**Exercise task**
Pull every line with the word "this" out of the entries below.

Source records:
# # # # # # #

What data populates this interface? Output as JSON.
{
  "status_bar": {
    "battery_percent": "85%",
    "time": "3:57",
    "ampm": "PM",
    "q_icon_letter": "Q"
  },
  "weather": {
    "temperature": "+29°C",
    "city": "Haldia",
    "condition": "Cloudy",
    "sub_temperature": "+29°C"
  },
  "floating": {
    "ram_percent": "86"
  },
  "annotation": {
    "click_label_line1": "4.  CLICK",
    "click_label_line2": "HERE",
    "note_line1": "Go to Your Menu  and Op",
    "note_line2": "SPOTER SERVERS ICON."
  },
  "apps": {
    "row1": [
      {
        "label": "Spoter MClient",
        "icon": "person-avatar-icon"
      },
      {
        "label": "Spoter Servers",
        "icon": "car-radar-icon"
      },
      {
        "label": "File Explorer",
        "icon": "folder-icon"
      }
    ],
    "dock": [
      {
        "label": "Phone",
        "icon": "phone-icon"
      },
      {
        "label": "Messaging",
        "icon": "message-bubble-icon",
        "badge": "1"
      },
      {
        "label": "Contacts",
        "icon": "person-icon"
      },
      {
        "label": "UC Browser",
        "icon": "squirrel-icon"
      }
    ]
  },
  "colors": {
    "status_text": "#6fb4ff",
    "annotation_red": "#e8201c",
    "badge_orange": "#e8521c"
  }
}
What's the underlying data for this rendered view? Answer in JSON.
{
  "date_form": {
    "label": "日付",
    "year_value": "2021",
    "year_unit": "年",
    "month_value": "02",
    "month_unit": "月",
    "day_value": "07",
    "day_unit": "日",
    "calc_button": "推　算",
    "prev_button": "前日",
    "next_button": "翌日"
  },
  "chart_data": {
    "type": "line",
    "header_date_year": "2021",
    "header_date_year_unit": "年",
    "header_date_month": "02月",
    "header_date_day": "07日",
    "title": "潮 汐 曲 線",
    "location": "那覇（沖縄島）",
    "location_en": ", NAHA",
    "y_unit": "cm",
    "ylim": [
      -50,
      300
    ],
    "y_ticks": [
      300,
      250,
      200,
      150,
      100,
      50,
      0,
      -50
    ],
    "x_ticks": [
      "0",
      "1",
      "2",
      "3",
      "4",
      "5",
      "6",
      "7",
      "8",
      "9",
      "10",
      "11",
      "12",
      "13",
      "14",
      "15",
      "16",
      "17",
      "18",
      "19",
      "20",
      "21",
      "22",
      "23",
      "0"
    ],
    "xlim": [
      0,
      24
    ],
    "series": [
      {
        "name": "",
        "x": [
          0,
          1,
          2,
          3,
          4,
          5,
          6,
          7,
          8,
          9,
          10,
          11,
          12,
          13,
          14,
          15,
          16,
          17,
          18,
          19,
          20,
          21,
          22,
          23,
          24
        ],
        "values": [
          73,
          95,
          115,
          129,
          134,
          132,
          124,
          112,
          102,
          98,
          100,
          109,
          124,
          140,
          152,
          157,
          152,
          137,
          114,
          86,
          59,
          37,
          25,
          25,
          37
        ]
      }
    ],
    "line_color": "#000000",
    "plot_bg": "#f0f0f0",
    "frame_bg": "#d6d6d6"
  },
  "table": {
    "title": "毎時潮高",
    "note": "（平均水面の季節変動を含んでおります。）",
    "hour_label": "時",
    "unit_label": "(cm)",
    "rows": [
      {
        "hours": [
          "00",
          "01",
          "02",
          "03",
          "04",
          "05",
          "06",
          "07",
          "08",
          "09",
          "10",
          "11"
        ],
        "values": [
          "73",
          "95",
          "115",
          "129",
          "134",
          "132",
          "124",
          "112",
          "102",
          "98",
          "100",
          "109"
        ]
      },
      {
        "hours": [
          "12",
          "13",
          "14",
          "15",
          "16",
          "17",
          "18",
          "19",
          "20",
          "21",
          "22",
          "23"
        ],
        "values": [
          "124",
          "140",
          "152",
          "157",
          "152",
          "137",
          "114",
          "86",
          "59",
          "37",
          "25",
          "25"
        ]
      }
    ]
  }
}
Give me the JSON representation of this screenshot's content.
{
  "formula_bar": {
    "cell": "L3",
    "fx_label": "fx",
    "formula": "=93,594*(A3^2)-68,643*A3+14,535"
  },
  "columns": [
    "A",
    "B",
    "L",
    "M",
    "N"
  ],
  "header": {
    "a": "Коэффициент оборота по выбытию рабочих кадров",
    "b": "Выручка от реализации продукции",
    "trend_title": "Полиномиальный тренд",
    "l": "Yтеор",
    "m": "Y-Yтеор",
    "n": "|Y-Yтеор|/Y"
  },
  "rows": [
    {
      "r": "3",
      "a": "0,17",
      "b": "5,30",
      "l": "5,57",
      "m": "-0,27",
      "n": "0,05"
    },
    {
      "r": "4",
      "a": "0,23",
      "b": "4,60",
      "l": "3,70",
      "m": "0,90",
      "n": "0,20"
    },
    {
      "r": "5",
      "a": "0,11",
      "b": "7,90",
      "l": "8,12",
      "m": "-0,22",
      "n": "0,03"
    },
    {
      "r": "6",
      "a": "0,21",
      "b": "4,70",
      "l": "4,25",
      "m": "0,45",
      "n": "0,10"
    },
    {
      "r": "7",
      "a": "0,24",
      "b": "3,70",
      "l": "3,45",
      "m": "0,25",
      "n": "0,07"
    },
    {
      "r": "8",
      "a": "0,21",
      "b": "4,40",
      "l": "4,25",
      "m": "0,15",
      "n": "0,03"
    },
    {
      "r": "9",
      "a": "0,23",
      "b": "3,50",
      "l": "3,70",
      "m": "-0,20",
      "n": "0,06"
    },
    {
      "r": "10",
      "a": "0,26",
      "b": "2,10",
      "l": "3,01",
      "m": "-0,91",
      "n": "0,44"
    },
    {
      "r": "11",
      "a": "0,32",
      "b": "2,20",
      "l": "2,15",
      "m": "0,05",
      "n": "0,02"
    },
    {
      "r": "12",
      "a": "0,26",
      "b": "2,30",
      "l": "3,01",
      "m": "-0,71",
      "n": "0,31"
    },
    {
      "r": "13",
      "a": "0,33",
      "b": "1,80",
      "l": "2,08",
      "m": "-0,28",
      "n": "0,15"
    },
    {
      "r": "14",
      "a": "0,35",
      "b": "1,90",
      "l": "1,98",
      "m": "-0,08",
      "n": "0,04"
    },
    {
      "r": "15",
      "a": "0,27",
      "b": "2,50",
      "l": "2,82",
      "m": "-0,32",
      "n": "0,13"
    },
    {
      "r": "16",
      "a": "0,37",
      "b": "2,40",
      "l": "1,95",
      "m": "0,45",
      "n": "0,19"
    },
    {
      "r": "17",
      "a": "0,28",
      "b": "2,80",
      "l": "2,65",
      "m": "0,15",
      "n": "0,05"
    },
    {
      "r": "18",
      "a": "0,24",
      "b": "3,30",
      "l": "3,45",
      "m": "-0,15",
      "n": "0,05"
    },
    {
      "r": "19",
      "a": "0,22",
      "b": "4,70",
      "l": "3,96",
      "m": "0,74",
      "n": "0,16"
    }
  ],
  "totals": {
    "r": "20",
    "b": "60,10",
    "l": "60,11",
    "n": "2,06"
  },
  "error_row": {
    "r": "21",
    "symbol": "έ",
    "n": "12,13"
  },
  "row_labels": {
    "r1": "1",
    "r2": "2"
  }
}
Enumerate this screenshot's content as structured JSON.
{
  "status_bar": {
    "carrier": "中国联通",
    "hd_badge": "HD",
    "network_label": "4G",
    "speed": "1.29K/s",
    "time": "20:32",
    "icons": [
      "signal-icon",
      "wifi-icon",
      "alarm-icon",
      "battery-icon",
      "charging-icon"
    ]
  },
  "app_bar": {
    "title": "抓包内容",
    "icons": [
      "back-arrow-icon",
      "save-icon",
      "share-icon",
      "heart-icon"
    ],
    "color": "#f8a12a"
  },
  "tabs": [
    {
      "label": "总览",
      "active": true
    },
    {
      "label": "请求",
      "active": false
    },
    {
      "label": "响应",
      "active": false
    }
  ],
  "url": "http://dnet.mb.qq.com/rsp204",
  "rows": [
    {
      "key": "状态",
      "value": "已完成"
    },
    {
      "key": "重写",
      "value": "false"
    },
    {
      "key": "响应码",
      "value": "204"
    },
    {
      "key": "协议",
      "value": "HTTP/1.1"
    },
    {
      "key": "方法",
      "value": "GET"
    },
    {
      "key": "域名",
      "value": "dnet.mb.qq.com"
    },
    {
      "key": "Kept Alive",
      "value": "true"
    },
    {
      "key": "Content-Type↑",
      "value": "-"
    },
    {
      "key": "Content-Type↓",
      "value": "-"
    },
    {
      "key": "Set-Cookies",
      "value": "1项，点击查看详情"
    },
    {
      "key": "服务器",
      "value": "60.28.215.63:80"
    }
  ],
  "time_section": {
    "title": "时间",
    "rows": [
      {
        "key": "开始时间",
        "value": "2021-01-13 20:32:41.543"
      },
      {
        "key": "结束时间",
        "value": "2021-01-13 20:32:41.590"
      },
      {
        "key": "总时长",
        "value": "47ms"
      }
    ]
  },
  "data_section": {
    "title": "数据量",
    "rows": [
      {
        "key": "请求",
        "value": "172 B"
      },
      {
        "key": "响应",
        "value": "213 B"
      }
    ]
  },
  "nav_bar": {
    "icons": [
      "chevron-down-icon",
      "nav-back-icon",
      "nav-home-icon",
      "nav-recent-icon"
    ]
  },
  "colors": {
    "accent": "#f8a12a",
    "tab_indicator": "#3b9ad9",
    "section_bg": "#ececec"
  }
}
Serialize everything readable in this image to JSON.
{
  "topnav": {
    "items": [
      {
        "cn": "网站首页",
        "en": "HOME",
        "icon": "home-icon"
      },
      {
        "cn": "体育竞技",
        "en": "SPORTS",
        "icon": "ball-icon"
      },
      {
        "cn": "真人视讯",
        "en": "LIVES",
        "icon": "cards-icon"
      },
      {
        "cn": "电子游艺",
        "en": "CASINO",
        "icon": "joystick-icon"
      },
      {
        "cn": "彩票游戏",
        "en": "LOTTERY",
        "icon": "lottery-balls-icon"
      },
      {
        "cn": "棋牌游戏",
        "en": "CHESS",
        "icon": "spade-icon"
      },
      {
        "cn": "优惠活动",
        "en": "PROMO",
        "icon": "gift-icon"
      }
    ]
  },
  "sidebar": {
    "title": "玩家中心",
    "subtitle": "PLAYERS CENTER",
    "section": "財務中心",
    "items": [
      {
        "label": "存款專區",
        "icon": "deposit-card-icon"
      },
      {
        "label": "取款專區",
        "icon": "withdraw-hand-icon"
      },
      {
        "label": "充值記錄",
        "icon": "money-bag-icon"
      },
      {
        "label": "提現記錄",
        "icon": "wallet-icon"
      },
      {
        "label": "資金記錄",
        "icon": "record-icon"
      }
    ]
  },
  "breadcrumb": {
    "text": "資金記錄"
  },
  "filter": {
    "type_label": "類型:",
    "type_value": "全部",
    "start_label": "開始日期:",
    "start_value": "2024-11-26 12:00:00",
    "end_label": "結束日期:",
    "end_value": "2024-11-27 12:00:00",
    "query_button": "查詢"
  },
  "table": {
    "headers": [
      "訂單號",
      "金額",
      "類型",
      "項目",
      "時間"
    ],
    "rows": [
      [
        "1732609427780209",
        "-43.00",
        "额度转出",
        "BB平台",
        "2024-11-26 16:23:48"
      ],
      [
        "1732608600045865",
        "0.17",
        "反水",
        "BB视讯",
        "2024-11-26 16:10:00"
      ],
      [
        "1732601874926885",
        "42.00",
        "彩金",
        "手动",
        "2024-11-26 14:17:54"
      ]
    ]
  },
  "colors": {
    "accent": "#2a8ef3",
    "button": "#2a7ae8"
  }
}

# # # # # # #

**Answer in full**
What data populates this interface? Output as JSON.
What's the underlying data for this rendered view? Answer in JSON.
Give me the JSON representation of this screenshot's content.
Enumerate this screenshot's content as structured JSON.
Serialize everything readable in this image to JSON.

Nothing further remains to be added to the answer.